▸ Recorded data

= = = = = = =

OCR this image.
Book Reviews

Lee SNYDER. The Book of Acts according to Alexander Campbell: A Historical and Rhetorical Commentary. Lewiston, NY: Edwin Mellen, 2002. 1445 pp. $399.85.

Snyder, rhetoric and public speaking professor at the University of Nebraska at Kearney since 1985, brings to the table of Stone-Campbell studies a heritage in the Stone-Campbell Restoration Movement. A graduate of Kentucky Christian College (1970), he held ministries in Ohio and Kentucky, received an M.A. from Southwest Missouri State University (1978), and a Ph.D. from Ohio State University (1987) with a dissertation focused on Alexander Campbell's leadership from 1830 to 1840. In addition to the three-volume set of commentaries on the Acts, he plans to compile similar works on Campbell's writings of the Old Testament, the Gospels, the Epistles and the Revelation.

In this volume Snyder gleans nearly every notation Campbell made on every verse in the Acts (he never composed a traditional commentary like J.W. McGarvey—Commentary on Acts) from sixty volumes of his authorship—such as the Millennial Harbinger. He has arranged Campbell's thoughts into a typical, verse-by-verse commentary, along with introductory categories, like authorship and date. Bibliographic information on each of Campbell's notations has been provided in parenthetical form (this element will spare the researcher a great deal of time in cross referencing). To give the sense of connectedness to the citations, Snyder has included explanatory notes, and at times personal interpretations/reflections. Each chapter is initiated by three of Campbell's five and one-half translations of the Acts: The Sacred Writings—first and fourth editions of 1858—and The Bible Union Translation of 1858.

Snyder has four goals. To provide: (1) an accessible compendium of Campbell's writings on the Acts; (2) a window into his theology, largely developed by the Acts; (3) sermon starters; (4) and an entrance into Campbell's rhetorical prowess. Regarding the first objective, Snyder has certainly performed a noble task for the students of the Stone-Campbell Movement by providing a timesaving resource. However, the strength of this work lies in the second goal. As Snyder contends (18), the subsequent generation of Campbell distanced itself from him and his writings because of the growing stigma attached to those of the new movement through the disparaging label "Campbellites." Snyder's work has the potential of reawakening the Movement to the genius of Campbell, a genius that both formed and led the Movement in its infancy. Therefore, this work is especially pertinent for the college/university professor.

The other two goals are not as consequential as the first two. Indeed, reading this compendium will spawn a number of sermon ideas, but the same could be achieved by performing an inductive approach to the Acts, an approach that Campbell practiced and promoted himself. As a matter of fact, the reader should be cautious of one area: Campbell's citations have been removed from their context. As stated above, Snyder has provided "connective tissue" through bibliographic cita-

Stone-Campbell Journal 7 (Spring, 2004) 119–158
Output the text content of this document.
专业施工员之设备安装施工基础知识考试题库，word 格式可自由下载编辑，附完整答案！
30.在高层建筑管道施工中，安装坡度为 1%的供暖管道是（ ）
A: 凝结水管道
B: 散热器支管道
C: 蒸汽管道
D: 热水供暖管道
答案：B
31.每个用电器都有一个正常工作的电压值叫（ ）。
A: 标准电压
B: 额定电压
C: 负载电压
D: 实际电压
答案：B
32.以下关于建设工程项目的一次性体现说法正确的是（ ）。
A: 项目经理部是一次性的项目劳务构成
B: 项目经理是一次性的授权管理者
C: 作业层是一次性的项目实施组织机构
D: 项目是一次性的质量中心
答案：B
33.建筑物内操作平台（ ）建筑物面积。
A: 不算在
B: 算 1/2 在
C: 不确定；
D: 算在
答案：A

= = = = = = =

▸ Stated goal
Copy the data above exactly. Every line must be included.

▸ Result
OCR this image.
Book Reviews

Lee SNYDER. The Book of Acts according to Alexander Campbell: A Historical and Rhetorical Commentary. Lewiston, NY: Edwin Mellen, 2002. 1445 pp. $399.85.

Snyder, rhetoric and public speaking professor at the University of Nebraska at Kearney since 1985, brings to the table of Stone-Campbell studies a heritage in the Stone-Campbell Restoration Movement. A graduate of Kentucky Christian College (1970), he held ministries in Ohio and Kentucky, received an M.A. from Southwest Missouri State University (1978), and a Ph.D. from Ohio State University (1987) with a dissertation focused on Alexander Campbell's leadership from 1830 to 1840. In addition to the three-volume set of commentaries on the Acts, he plans to compile similar works on Campbell's writings of the Old Testament, the Gospels, the Epistles and the Revelation.

In this volume Snyder gleans nearly every notation Campbell made on every verse in the Acts (he never composed a traditional commentary like J.W. McGarvey—Commentary on Acts) from sixty volumes of his authorship—such as the Millennial Harbinger. He has arranged Campbell's thoughts into a typical, verse-by-verse commentary, along with introductory categories, like authorship and date. Bibliographic information on each of Campbell's notations has been provided in parenthetical form (this element will spare the researcher a great deal of time in cross referencing). To give the sense of connectedness to the citations, Snyder has included explanatory notes, and at times personal interpretations/reflections. Each chapter is initiated by three of Campbell's five and one-half translations of the Acts: The Sacred Writings—first and fourth editions of 1858—and The Bible Union Translation of 1858.

Snyder has four goals. To provide: (1) an accessible compendium of Campbell's writings on the Acts; (2) a window into his theology, largely developed by the Acts; (3) sermon starters; (4) and an entrance into Campbell's rhetorical prowess. Regarding the first objective, Snyder has certainly performed a noble task for the students of the Stone-Campbell Movement by providing a timesaving resource. However, the strength of this work lies in the second goal. As Snyder contends (18), the subsequent generation of Campbell distanced itself from him and his writings because of the growing stigma attached to those of the new movement through the disparaging label "Campbellites." Snyder's work has the potential of reawakening the Movement to the genius of Campbell, a genius that both formed and led the Movement in its infancy. Therefore, this work is especially pertinent for the college/university professor.

The other two goals are not as consequential as the first two. Indeed, reading this compendium will spawn a number of sermon ideas, but the same could be achieved by performing an inductive approach to the Acts, an approach that Campbell practiced and promoted himself. As a matter of fact, the reader should be cautious of one area: Campbell's citations have been removed from their context. As stated above, Snyder has provided "connective tissue" through bibliographic cita-

Stone-Campbell Journal 7 (Spring, 2004) 119–158
Output the text content of this document.
专业施工员之设备安装施工基础知识考试题库，word 格式可自由下载编辑，附完整答案！
30.在高层建筑管道施工中，安装坡度为 1%的供暖管道是（ ）
A: 凝结水管道
B: 散热器支管道
C: 蒸汽管道
D: 热水供暖管道
答案：B
31.每个用电器都有一个正常工作的电压值叫（ ）。
A: 标准电压
B: 额定电压
C: 负载电压
D: 实际电压
答案：B
32.以下关于建设工程项目的一次性体现说法正确的是（ ）。
A: 项目经理部是一次性的项目劳务构成
B: 项目经理是一次性的授权管理者
C: 作业层是一次性的项目实施组织机构
D: 项目是一次性的质量中心
答案：B
33.建筑物内操作平台（ ）建筑物面积。
A: 不算在
B: 算 1/2 在
C: 不确定；
D: 算在
答案：A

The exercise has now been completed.